_Data excerpts_
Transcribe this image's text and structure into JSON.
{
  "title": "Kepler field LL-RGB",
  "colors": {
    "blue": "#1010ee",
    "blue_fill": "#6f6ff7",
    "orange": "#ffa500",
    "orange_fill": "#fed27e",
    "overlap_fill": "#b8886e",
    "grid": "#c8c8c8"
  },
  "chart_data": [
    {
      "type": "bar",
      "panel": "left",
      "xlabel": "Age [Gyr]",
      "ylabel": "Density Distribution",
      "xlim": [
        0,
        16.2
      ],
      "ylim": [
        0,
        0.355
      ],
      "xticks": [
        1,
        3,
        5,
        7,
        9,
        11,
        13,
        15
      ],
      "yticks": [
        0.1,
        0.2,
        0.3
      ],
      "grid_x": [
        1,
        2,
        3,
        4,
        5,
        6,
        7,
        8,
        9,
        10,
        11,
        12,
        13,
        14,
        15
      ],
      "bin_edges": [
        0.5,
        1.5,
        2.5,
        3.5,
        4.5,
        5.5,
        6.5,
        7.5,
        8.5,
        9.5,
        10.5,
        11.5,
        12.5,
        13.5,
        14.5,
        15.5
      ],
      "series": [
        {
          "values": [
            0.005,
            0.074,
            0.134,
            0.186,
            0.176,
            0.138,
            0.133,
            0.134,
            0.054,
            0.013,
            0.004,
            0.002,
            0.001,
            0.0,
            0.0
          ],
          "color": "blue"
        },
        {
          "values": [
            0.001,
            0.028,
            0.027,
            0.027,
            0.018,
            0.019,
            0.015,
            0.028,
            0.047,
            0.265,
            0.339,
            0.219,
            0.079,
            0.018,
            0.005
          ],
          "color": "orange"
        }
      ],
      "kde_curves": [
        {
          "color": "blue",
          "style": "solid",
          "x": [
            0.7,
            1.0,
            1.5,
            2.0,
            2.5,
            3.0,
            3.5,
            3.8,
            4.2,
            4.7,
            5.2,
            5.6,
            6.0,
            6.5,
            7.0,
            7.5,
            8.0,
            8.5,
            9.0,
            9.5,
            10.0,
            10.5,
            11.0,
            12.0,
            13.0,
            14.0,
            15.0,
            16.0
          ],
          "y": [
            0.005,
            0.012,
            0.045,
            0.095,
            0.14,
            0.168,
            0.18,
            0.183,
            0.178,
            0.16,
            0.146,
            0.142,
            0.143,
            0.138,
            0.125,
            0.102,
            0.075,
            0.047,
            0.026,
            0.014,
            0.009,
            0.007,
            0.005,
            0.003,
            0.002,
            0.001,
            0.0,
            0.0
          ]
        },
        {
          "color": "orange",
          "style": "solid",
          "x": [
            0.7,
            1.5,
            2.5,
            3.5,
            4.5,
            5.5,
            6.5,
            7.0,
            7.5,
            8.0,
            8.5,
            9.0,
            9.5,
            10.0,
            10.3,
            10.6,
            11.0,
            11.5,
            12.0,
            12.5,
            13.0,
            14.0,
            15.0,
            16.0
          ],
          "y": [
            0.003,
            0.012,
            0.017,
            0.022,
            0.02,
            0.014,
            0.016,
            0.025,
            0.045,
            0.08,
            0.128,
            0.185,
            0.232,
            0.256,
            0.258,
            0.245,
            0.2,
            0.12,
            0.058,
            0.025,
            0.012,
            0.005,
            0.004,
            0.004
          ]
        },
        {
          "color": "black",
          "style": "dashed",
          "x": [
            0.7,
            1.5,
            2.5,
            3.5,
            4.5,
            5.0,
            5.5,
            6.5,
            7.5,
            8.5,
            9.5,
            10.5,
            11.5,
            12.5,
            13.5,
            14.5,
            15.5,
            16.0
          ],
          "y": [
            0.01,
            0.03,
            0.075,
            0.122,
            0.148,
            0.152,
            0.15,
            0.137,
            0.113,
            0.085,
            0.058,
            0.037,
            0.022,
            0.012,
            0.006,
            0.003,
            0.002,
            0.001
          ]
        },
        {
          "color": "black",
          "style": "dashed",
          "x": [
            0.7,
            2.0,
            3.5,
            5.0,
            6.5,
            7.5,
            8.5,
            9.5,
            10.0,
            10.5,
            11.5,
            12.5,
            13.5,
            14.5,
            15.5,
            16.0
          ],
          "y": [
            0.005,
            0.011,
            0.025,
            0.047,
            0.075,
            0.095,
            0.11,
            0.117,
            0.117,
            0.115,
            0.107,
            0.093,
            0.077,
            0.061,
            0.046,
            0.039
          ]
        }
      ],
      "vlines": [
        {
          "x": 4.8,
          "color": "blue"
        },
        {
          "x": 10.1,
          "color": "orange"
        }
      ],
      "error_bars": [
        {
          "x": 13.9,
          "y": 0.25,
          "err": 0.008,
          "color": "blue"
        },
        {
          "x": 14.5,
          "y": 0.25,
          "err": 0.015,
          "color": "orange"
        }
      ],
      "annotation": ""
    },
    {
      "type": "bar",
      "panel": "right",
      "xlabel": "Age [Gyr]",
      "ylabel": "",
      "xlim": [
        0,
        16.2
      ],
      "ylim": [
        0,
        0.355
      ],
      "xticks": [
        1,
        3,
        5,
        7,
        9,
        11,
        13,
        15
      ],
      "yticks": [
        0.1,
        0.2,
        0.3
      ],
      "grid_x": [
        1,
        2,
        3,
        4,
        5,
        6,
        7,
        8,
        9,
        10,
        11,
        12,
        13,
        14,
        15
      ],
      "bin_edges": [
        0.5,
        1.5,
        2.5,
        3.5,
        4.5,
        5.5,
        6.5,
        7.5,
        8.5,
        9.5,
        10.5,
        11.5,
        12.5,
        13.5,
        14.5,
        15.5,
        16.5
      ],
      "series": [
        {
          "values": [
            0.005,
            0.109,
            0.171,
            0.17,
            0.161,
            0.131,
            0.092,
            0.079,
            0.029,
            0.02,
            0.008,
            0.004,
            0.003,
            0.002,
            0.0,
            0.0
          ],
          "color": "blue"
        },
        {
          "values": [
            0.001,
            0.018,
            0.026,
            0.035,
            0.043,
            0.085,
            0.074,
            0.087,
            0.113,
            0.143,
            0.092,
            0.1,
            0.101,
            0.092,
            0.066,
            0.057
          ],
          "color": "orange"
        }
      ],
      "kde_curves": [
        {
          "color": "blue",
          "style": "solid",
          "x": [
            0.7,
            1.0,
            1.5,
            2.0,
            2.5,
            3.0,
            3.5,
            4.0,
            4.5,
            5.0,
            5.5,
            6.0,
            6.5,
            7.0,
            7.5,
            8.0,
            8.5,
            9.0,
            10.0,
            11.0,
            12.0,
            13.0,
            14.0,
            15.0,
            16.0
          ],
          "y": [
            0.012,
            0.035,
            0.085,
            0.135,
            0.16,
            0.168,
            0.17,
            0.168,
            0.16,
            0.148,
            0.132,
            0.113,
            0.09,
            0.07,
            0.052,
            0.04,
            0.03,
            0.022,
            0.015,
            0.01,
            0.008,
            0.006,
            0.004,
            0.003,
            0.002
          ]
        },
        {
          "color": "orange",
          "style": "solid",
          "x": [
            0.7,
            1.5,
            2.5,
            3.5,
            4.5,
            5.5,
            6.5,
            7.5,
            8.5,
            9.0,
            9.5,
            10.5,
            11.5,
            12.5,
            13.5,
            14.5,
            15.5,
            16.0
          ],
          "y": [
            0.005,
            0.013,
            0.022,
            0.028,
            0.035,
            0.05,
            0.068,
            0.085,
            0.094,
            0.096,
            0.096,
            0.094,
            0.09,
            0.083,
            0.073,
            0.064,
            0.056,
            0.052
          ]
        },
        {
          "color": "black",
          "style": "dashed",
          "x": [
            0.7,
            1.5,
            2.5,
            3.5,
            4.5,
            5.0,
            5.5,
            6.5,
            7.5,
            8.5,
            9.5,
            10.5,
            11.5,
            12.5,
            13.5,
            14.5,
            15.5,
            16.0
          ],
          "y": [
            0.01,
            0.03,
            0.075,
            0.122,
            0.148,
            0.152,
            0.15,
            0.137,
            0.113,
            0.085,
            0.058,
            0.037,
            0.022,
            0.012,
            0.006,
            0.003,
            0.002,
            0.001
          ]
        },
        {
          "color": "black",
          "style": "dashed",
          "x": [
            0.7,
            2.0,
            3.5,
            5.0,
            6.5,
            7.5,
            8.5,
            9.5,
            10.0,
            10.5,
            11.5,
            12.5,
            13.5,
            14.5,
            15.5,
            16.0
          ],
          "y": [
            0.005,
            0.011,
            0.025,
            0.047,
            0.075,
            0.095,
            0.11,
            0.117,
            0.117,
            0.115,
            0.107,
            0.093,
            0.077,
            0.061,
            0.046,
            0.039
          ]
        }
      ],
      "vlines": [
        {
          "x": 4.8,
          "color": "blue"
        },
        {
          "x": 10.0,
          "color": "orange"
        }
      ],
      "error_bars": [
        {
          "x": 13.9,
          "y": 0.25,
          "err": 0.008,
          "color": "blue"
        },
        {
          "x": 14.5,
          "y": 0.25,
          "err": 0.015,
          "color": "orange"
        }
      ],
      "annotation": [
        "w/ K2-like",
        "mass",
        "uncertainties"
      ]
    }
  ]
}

_Written exercise_
Report how many lines in these entries contain "ylabel". Answer with the number only.

_Final answer_
2